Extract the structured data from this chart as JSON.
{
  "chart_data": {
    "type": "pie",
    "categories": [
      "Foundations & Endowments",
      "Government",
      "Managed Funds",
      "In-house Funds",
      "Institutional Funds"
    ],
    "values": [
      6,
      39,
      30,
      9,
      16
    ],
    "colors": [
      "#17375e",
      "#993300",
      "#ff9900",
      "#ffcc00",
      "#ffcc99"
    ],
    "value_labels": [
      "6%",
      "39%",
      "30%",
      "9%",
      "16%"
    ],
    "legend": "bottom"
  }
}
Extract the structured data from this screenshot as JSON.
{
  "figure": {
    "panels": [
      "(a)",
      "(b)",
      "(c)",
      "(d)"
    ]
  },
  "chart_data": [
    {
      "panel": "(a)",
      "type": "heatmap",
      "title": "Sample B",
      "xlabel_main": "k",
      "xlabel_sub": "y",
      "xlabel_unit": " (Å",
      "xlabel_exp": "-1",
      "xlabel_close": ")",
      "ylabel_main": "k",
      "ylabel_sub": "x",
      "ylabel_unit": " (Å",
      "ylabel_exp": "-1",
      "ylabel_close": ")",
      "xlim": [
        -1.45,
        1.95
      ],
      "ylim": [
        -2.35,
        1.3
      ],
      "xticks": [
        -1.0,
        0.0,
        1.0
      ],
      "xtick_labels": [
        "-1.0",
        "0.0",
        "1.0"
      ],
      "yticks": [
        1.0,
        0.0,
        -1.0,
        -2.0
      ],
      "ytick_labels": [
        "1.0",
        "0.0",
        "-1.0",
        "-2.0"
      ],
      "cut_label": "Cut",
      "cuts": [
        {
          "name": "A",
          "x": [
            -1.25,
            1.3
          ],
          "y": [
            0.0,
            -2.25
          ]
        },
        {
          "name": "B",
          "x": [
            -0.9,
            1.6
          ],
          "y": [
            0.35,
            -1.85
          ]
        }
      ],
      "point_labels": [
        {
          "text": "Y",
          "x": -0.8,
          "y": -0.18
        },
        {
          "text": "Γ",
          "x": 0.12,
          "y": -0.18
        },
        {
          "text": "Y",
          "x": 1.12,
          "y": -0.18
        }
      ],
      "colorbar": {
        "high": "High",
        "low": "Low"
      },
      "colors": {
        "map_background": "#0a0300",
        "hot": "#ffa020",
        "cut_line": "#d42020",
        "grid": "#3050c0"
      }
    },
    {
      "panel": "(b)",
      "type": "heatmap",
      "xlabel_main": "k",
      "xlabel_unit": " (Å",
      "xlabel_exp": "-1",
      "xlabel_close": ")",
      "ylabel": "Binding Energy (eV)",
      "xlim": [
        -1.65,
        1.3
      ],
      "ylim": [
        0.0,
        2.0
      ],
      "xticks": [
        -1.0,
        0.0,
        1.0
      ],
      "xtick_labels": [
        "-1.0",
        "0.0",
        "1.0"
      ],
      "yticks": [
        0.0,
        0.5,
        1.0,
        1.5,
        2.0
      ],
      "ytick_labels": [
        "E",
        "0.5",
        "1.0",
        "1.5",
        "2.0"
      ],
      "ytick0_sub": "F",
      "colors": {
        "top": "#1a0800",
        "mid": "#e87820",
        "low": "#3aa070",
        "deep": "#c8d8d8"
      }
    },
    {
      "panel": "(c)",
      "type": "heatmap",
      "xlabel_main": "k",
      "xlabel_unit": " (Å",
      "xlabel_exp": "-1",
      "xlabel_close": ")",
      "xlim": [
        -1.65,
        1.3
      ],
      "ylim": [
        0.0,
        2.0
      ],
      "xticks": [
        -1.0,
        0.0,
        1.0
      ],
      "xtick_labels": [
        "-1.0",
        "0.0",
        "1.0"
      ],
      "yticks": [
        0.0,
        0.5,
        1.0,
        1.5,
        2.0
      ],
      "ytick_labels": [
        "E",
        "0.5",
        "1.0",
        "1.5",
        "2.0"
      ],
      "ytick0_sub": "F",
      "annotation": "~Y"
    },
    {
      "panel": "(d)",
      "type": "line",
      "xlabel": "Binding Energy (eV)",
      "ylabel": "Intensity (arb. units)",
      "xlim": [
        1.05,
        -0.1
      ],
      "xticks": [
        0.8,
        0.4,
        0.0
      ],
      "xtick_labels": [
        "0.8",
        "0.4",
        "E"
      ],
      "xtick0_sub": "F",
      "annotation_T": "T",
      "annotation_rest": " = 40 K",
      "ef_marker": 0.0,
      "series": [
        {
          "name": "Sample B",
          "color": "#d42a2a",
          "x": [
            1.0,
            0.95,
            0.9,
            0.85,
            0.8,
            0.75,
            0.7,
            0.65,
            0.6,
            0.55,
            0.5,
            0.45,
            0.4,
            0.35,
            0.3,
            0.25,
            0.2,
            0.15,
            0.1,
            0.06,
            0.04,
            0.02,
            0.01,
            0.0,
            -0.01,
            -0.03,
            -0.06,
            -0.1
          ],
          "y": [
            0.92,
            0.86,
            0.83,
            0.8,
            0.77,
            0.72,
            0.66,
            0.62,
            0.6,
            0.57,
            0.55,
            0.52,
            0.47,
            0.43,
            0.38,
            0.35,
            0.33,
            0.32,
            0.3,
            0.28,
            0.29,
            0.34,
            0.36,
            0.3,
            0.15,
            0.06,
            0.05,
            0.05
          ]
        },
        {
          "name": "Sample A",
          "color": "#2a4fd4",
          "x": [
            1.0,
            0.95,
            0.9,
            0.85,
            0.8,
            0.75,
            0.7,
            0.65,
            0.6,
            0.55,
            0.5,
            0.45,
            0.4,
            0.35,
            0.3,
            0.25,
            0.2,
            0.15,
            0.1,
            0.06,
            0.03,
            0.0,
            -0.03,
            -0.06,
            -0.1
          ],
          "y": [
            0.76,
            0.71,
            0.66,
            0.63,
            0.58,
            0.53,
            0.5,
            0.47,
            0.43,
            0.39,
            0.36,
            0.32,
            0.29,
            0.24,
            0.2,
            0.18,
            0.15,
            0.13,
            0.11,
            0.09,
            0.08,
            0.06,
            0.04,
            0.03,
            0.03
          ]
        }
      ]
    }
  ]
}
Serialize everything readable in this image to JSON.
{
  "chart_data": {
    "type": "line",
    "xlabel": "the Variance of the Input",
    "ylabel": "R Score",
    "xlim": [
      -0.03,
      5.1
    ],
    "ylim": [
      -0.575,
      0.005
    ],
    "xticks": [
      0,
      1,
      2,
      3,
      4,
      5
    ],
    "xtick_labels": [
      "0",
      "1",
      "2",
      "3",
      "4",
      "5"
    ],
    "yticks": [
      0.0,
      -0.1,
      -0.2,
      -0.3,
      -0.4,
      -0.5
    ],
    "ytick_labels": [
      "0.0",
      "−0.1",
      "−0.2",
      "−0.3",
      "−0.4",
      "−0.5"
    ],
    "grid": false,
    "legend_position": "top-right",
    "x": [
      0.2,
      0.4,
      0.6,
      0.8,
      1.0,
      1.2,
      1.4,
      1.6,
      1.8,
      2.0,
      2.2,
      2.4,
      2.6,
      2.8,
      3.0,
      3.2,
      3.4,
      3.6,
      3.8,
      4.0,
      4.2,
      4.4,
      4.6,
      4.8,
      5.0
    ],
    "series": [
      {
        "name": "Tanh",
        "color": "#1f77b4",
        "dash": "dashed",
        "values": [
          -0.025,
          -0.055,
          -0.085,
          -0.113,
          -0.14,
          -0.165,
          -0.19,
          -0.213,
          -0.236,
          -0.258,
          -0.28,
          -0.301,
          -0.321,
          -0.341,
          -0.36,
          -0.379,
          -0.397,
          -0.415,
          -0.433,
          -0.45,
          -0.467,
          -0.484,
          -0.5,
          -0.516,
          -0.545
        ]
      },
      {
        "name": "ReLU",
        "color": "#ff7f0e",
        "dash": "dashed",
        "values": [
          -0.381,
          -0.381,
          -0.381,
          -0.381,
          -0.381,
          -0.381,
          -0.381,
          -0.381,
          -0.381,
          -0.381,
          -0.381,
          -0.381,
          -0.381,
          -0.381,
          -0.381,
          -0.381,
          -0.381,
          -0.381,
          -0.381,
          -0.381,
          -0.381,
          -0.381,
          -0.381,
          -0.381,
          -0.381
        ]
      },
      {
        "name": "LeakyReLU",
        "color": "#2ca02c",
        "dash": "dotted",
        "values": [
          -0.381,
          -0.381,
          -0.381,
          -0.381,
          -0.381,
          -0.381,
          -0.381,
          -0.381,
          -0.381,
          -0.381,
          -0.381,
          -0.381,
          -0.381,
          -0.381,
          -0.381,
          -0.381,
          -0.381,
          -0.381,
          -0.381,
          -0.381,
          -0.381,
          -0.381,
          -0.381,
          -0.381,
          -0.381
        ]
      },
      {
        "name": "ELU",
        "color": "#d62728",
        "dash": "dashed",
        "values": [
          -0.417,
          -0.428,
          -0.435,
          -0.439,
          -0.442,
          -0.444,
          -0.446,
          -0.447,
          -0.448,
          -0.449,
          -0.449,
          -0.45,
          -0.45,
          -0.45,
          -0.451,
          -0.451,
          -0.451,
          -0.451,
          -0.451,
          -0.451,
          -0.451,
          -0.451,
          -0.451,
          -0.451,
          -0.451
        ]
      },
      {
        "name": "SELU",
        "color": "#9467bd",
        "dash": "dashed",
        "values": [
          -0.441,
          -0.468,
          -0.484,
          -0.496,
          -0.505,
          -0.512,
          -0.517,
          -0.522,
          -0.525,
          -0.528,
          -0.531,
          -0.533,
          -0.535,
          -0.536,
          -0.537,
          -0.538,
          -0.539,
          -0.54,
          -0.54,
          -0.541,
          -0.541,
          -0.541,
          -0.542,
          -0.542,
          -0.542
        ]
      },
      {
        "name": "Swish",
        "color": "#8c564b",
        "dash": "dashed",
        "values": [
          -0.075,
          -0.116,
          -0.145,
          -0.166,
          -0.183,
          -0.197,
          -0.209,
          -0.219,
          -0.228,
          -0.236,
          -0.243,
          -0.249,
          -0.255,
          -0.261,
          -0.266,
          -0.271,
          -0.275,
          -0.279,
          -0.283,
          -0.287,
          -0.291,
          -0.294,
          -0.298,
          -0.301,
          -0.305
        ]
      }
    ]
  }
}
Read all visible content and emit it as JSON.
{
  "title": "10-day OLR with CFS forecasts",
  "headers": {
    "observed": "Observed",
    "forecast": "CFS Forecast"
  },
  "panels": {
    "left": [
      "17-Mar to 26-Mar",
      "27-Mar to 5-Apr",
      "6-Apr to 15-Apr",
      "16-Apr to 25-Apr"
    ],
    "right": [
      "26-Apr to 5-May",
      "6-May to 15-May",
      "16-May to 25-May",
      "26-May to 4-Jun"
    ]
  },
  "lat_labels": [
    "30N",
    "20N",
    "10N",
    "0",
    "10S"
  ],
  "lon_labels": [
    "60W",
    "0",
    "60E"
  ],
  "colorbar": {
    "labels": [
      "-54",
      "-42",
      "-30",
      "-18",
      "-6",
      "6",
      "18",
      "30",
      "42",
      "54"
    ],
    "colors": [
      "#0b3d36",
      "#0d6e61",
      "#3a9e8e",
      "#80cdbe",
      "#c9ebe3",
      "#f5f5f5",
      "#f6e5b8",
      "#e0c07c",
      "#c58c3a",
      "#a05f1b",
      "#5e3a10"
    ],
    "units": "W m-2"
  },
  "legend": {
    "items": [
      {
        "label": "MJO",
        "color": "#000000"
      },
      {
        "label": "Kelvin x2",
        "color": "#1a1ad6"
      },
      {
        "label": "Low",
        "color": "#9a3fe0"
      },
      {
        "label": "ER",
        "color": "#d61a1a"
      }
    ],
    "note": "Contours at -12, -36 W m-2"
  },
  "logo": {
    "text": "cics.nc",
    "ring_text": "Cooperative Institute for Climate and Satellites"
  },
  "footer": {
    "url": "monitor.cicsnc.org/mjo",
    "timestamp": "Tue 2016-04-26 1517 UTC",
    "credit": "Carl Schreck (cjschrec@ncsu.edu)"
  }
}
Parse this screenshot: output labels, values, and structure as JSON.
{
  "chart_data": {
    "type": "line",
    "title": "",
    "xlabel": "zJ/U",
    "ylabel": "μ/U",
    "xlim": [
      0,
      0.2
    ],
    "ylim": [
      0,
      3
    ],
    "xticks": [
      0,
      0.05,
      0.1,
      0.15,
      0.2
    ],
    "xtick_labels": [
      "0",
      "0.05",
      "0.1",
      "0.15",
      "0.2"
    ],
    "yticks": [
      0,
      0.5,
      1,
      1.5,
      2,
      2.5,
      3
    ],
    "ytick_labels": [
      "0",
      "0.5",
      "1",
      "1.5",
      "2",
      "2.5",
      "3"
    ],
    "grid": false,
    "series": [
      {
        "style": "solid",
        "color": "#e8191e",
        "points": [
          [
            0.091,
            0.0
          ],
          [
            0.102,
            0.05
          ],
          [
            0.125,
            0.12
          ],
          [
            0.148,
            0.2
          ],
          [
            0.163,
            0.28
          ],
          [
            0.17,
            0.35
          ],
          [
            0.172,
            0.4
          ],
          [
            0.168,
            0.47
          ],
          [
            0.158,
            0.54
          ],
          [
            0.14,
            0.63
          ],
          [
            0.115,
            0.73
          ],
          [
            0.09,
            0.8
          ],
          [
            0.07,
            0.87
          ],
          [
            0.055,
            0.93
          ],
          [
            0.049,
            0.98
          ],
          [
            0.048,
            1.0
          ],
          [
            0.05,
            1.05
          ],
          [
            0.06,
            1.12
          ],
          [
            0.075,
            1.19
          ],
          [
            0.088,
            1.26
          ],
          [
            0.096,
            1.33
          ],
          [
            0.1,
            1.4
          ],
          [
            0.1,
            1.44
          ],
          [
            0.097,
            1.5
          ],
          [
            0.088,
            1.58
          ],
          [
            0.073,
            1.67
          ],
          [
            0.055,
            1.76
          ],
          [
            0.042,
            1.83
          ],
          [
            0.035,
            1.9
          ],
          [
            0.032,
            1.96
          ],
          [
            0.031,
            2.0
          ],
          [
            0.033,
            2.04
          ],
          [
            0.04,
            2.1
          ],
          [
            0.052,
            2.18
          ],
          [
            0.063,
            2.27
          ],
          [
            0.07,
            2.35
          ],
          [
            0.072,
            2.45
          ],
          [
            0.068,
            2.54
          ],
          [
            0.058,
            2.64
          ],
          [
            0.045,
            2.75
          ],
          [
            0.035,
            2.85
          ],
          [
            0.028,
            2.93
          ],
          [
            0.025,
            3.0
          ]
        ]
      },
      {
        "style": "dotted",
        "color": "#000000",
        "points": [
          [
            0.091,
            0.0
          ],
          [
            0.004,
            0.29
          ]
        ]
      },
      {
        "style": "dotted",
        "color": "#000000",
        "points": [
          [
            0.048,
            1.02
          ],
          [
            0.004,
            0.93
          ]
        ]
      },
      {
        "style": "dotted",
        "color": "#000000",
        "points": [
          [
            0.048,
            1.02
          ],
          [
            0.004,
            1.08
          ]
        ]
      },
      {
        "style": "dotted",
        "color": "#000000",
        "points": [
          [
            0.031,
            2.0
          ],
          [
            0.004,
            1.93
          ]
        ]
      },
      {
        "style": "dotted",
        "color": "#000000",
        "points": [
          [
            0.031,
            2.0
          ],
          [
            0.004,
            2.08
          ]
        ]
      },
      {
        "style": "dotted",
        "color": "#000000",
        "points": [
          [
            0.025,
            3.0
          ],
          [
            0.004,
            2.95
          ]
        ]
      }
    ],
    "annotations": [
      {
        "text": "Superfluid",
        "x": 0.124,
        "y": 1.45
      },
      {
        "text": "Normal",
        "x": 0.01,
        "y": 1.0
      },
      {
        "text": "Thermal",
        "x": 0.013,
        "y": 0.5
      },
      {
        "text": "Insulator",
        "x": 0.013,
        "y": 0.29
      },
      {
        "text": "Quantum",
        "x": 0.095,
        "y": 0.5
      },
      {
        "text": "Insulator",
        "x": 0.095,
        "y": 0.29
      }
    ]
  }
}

- - - - - - -

## GIVEN REQUEST
Using the records above, copy each line that contains "Energy".

## RESULT FOR THIS EXERCISE
      "ylabel": "Binding Energy (eV)",
      "xlabel": "Binding Energy (eV)",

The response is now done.